[TO BE DONE]: Reproduce the records verbatim, starting at their first line and ending after the line that contains "annotation-label-a: A: [281, 13, 302, 43]".

(Collected data)
******
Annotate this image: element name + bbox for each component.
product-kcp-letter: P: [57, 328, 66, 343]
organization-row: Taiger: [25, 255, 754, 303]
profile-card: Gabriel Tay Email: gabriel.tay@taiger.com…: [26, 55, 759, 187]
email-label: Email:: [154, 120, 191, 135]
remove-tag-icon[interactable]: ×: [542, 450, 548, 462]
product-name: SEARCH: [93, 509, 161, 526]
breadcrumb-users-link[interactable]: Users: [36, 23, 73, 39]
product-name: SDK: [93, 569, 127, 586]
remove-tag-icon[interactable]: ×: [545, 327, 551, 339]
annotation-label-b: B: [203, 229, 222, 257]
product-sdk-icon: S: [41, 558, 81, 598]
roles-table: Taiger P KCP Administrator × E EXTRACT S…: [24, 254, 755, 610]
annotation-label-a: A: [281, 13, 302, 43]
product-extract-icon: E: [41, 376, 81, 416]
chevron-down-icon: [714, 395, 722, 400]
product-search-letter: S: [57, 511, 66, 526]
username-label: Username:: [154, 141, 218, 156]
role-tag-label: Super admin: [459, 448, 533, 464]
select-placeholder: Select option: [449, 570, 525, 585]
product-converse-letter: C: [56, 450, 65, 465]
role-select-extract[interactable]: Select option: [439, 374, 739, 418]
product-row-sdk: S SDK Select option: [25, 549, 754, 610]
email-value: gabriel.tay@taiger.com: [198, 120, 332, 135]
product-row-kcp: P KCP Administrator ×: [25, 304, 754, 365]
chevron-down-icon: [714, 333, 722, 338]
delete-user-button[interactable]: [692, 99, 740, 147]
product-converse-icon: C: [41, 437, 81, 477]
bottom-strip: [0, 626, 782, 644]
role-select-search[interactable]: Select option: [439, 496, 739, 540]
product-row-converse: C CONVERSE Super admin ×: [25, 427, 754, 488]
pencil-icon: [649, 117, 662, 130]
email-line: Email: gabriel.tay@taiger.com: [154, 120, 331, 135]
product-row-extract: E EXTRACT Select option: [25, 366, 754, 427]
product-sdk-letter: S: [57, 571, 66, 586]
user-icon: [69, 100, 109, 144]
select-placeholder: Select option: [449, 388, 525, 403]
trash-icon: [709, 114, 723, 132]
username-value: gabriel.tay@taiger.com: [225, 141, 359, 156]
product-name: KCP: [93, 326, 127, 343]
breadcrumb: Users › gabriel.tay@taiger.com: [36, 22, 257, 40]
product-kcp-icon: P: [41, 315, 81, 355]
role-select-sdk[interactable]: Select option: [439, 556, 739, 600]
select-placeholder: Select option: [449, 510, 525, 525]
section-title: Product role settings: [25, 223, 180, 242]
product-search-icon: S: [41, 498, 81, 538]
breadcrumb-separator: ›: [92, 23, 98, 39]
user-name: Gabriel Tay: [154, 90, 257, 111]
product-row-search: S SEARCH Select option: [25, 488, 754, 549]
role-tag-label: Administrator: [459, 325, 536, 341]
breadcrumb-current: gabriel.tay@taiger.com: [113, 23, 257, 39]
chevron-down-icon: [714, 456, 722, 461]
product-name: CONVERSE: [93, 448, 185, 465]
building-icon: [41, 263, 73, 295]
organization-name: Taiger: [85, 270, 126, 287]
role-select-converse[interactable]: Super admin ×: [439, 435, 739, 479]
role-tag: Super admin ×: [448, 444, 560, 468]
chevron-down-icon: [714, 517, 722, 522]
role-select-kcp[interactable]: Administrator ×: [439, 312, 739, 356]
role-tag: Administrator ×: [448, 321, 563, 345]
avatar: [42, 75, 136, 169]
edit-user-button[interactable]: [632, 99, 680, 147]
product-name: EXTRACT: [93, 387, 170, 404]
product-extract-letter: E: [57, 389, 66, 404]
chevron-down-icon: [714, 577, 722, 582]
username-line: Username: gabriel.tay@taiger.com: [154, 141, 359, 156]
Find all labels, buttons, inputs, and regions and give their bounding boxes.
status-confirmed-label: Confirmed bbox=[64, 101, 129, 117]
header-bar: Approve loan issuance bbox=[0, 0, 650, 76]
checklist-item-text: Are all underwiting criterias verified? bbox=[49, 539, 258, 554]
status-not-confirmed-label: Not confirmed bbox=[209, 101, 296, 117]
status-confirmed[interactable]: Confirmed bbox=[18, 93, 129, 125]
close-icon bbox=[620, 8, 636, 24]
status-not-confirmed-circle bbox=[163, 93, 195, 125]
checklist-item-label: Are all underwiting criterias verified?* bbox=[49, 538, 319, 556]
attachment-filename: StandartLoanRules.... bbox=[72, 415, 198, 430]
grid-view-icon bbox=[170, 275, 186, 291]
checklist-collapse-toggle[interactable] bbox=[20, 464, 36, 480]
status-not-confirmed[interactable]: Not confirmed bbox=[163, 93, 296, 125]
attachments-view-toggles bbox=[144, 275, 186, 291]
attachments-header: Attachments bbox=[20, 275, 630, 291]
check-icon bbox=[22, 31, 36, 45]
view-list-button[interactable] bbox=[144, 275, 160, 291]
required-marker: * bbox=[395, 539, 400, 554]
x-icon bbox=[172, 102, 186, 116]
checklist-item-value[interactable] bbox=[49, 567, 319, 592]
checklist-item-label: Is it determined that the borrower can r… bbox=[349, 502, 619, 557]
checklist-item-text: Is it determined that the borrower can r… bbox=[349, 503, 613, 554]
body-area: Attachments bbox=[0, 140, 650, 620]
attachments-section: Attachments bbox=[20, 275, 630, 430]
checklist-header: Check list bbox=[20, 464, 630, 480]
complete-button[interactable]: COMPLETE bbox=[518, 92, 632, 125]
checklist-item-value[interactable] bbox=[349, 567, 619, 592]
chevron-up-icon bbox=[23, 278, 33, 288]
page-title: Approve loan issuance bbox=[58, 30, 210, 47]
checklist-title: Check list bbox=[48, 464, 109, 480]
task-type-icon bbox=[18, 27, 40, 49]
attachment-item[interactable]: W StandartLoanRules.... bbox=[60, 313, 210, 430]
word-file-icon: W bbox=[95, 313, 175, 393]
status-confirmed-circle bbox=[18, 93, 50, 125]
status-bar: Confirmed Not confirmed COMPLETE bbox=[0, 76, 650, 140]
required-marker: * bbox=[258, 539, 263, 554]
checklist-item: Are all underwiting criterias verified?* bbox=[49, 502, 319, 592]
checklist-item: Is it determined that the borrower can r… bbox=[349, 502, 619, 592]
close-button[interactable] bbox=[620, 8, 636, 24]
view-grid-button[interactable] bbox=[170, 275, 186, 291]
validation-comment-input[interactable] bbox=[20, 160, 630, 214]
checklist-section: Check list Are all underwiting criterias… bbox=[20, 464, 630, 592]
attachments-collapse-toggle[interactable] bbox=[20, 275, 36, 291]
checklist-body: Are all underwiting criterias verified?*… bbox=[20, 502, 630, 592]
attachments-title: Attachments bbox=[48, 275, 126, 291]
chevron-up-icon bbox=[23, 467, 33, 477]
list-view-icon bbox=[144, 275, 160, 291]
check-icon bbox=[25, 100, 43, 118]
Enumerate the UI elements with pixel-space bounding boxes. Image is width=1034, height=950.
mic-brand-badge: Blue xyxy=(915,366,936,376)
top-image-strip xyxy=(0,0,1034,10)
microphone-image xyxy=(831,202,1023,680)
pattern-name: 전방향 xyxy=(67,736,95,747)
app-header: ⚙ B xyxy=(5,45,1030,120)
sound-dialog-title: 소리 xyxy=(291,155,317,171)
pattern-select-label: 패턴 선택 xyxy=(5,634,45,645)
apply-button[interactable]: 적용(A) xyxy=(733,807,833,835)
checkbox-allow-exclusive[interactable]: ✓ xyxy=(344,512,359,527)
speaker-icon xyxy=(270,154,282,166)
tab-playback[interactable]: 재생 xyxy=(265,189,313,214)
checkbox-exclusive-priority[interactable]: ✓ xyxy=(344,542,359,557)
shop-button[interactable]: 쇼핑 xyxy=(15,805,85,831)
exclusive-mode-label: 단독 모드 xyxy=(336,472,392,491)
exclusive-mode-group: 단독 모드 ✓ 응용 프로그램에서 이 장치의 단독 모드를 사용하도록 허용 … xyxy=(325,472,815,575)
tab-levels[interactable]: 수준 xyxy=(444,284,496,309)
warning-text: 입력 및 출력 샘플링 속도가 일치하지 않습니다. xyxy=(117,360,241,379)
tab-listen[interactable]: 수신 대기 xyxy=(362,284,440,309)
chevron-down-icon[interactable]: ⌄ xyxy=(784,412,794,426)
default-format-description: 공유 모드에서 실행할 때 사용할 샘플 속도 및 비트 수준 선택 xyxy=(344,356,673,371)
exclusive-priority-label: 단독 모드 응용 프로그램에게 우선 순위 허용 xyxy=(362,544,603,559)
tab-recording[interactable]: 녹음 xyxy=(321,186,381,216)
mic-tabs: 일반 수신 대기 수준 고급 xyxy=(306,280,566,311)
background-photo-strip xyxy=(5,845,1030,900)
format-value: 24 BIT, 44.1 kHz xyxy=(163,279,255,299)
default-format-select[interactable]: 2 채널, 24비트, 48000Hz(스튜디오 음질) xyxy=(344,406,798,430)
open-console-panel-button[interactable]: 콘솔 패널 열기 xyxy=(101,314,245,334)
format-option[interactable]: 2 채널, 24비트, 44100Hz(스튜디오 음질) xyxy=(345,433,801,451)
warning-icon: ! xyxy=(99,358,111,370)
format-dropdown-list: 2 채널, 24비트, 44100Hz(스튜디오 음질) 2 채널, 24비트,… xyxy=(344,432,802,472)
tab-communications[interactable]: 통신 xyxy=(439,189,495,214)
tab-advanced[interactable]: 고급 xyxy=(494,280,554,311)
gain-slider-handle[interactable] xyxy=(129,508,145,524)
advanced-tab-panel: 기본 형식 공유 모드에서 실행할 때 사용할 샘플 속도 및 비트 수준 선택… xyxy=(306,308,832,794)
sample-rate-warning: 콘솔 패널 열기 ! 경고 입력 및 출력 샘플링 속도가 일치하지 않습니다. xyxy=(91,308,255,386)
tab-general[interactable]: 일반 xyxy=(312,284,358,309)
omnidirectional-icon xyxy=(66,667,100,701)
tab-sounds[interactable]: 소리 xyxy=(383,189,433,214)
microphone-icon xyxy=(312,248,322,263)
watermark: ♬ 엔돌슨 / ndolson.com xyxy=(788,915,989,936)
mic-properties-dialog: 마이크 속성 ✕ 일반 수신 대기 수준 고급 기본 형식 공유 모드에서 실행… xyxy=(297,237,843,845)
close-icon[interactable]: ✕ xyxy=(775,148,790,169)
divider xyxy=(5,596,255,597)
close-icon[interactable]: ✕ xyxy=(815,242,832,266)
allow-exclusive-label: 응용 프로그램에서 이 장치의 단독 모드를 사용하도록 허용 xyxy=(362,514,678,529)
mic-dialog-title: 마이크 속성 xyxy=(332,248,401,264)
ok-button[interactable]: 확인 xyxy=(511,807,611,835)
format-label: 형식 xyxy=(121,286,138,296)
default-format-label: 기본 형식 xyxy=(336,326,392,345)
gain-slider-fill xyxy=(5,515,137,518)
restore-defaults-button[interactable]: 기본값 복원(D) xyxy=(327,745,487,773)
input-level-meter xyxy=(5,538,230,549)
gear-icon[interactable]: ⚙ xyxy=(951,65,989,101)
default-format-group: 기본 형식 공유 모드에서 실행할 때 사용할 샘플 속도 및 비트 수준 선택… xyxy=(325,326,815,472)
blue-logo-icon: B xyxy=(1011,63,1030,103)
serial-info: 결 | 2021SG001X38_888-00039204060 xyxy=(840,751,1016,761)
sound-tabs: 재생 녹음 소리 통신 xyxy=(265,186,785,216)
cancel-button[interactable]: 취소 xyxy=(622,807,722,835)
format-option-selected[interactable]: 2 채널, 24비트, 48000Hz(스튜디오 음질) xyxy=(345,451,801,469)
******
[RESULT OF THE EXERCISE]:
Annotate this image: element name + bbox for each component.
product-kcp-letter: P: [57, 328, 66, 343]
organization-row: Taiger: [25, 255, 754, 303]
profile-card: Gabriel Tay Email: gabriel.tay@taiger.com…: [26, 55, 759, 187]
email-label: Email:: [154, 120, 191, 135]
remove-tag-icon[interactable]: ×: [542, 450, 548, 462]
product-name: SEARCH: [93, 509, 161, 526]
breadcrumb-users-link[interactable]: Users: [36, 23, 73, 39]
product-name: SDK: [93, 569, 127, 586]
remove-tag-icon[interactable]: ×: [545, 327, 551, 339]
annotation-label-b: B: [203, 229, 222, 257]
product-sdk-icon: S: [41, 558, 81, 598]
roles-table: Taiger P KCP Administrator × E EXTRACT S…: [24, 254, 755, 610]
annotation-label-a: A: [281, 13, 302, 43]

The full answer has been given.